> Supplied material:

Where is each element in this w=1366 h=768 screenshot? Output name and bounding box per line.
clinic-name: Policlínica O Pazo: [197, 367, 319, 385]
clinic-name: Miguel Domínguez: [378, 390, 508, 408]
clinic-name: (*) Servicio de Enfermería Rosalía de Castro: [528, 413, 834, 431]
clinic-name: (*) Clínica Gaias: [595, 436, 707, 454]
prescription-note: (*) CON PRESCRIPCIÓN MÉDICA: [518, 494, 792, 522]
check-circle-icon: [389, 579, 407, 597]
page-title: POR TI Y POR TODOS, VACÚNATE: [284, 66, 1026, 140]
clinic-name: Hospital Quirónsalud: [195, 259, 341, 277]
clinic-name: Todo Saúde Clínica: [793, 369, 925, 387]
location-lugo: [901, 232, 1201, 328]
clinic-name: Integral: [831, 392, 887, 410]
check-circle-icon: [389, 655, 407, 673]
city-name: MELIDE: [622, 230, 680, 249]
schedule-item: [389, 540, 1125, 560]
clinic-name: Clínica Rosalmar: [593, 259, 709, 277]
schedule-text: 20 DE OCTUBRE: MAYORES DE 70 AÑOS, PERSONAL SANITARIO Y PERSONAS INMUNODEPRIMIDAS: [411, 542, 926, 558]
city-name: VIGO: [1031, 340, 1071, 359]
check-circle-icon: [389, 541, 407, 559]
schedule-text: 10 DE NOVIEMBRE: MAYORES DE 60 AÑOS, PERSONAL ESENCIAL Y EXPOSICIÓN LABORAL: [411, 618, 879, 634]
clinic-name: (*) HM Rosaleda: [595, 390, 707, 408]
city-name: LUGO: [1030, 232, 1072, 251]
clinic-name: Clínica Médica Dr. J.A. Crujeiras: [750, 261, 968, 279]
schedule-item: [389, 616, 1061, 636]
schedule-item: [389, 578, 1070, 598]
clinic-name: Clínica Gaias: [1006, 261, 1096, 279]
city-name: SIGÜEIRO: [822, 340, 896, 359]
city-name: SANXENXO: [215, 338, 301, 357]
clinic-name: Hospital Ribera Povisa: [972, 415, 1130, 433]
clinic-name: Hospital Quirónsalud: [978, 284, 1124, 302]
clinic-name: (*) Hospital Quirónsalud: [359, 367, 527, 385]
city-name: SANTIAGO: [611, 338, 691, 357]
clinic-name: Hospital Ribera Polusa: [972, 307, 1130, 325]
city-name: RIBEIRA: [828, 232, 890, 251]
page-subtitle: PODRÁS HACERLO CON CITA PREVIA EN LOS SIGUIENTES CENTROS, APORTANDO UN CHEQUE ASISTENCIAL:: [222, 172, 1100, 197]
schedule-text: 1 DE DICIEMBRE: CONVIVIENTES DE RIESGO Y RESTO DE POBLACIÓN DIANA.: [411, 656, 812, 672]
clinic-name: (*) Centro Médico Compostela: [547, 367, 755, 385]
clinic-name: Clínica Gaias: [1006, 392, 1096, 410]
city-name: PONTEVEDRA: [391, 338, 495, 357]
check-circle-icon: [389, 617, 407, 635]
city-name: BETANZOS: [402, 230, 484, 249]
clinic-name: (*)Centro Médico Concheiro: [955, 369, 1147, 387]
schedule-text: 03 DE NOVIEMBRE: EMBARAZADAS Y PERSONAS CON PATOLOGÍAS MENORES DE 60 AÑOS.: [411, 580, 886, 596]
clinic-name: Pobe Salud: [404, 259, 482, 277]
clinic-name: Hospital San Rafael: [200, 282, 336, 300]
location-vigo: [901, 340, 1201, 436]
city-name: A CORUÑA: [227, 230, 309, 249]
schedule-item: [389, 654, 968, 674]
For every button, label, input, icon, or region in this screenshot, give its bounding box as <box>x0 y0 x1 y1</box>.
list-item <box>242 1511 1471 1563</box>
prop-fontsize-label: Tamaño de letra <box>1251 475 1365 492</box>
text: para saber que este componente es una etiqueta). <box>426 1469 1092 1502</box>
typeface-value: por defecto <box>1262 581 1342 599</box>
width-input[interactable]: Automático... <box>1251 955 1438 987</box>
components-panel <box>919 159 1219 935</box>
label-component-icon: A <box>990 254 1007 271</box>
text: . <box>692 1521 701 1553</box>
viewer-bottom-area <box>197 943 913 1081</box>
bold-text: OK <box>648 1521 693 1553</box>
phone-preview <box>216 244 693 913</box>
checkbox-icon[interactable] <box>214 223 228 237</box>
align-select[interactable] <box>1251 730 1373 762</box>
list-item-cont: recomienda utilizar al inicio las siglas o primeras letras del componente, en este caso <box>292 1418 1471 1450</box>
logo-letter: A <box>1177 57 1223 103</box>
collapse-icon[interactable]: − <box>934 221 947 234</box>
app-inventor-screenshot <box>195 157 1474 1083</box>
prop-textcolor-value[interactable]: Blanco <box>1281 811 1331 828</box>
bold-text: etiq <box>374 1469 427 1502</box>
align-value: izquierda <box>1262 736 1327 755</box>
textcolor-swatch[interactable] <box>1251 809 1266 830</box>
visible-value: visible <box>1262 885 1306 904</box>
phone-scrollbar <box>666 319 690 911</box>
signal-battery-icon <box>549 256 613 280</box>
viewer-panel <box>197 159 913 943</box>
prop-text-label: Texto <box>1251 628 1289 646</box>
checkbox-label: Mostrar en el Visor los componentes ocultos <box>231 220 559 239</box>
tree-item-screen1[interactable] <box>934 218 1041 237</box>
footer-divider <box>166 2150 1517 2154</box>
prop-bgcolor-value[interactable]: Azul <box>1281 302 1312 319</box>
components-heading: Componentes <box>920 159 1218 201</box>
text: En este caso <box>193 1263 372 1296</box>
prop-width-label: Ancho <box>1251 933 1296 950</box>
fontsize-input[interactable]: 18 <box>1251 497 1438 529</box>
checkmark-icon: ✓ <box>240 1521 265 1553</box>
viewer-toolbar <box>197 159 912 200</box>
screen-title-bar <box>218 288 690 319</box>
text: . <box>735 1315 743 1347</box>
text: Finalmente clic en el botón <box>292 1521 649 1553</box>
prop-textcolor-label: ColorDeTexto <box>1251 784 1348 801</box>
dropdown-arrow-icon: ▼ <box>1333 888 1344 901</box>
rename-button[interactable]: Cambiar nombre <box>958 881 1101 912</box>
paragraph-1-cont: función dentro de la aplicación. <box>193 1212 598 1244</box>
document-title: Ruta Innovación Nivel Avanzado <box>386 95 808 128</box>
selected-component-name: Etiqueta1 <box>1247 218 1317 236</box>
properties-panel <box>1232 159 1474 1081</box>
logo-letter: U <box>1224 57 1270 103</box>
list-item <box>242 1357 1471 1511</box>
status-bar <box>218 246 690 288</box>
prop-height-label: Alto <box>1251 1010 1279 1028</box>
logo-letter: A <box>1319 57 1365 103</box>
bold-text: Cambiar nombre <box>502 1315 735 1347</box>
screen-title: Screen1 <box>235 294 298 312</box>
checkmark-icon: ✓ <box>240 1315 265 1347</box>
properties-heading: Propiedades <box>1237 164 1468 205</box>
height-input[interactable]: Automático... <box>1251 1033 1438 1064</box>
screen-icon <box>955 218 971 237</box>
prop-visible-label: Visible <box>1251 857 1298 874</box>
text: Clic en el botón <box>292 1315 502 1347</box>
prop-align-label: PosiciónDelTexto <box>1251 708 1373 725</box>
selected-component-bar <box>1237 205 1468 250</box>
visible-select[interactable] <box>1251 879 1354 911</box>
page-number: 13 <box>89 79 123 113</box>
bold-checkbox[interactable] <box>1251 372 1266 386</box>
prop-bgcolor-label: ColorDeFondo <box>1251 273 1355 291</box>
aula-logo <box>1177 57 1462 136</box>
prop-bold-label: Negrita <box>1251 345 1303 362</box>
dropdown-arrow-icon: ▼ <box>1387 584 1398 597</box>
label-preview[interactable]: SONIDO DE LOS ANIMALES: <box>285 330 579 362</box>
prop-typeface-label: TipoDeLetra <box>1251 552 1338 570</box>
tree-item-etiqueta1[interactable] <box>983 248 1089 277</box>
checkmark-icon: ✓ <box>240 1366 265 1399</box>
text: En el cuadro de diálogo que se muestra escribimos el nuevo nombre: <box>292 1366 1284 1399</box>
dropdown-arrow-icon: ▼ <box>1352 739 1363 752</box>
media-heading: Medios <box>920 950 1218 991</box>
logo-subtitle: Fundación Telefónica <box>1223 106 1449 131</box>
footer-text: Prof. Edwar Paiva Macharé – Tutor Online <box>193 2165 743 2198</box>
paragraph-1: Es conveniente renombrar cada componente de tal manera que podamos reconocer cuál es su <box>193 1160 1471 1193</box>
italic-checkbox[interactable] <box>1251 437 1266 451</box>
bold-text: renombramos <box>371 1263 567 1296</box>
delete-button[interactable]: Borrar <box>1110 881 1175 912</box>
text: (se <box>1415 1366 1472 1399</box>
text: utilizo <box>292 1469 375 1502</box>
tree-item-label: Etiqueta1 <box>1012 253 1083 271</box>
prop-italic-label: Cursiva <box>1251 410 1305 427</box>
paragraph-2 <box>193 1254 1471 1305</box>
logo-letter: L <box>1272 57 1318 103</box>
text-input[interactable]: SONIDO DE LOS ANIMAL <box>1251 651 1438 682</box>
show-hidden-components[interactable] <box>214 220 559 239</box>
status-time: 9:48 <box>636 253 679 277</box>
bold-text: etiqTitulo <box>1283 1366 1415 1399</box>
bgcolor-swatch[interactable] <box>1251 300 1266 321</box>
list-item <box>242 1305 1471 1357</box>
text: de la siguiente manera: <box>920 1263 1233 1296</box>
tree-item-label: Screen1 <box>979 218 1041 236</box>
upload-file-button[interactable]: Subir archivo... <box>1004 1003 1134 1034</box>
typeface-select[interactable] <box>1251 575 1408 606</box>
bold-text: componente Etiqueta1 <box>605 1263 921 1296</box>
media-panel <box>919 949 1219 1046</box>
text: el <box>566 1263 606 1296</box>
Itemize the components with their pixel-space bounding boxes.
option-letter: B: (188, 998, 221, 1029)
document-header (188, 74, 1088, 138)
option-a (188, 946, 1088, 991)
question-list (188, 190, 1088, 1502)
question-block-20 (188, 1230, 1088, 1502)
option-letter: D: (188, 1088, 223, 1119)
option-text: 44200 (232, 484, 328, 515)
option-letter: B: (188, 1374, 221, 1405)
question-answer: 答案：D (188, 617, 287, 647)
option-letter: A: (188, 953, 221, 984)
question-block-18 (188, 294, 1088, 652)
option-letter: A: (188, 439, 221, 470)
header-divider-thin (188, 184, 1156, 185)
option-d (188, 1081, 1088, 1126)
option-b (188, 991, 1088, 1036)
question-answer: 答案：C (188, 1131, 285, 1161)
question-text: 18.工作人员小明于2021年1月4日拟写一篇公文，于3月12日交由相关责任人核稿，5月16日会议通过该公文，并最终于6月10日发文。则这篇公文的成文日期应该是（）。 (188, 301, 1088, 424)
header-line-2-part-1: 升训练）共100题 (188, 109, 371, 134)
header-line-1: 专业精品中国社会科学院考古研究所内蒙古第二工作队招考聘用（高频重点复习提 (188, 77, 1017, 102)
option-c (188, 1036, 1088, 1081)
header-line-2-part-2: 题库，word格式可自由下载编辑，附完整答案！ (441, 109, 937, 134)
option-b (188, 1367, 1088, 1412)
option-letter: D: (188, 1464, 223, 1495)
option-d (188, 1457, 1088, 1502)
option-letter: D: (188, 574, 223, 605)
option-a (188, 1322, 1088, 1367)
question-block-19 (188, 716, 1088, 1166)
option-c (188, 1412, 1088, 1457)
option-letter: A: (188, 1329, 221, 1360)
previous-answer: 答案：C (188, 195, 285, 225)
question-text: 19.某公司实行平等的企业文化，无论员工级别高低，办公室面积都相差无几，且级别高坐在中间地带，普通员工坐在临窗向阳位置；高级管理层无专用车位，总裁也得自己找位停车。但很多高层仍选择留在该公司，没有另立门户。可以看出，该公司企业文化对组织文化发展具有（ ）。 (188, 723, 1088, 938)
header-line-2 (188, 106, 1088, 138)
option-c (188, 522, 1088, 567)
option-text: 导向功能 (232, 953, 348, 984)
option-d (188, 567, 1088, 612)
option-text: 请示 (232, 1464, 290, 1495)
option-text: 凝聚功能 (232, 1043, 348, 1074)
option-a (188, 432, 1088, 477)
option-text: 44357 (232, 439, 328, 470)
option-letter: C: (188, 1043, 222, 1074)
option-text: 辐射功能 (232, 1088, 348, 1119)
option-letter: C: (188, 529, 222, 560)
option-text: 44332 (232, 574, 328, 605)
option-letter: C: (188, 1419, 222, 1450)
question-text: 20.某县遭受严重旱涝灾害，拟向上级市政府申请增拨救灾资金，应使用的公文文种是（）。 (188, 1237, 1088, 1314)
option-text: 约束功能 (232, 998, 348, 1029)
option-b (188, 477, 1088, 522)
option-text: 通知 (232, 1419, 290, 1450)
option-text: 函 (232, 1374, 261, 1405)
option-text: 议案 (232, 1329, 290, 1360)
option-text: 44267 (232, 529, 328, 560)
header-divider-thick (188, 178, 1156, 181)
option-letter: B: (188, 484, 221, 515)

> Exercise task: Could you copy out the records verbatim, starting with their first line and continuing through the line that contains "clinic-name: Hospital Ribera Povisa: [972, 415, 1130, 433]", including that line?

> Result below:
Where is each element in this w=1366 h=768 screenshot? Output name and bounding box per line.
clinic-name: Policlínica O Pazo: [197, 367, 319, 385]
clinic-name: Miguel Domínguez: [378, 390, 508, 408]
clinic-name: (*) Servicio de Enfermería Rosalía de Castro: [528, 413, 834, 431]
clinic-name: (*) Clínica Gaias: [595, 436, 707, 454]
prescription-note: (*) CON PRESCRIPCIÓN MÉDICA: [518, 494, 792, 522]
check-circle-icon: [389, 579, 407, 597]
page-title: POR TI Y POR TODOS, VACÚNATE: [284, 66, 1026, 140]
clinic-name: Hospital Quirónsalud: [195, 259, 341, 277]
clinic-name: Todo Saúde Clínica: [793, 369, 925, 387]
location-lugo: [901, 232, 1201, 328]
clinic-name: Integral: [831, 392, 887, 410]
check-circle-icon: [389, 655, 407, 673]
city-name: MELIDE: [622, 230, 680, 249]
schedule-item: [389, 540, 1125, 560]
clinic-name: Clínica Rosalmar: [593, 259, 709, 277]
schedule-text: 20 DE OCTUBRE: MAYORES DE 70 AÑOS, PERSONAL SANITARIO Y PERSONAS INMUNODEPRIMIDAS: [411, 542, 926, 558]
city-name: VIGO: [1031, 340, 1071, 359]
check-circle-icon: [389, 541, 407, 559]
schedule-text: 10 DE NOVIEMBRE: MAYORES DE 60 AÑOS, PERSONAL ESENCIAL Y EXPOSICIÓN LABORAL: [411, 618, 879, 634]
clinic-name: (*) HM Rosaleda: [595, 390, 707, 408]
city-name: LUGO: [1030, 232, 1072, 251]
clinic-name: Clínica Médica Dr. J.A. Crujeiras: [750, 261, 968, 279]
schedule-item: [389, 616, 1061, 636]
schedule-item: [389, 578, 1070, 598]
clinic-name: Clínica Gaias: [1006, 261, 1096, 279]
city-name: SIGÜEIRO: [822, 340, 896, 359]
city-name: SANXENXO: [215, 338, 301, 357]
clinic-name: Hospital Ribera Povisa: [972, 415, 1130, 433]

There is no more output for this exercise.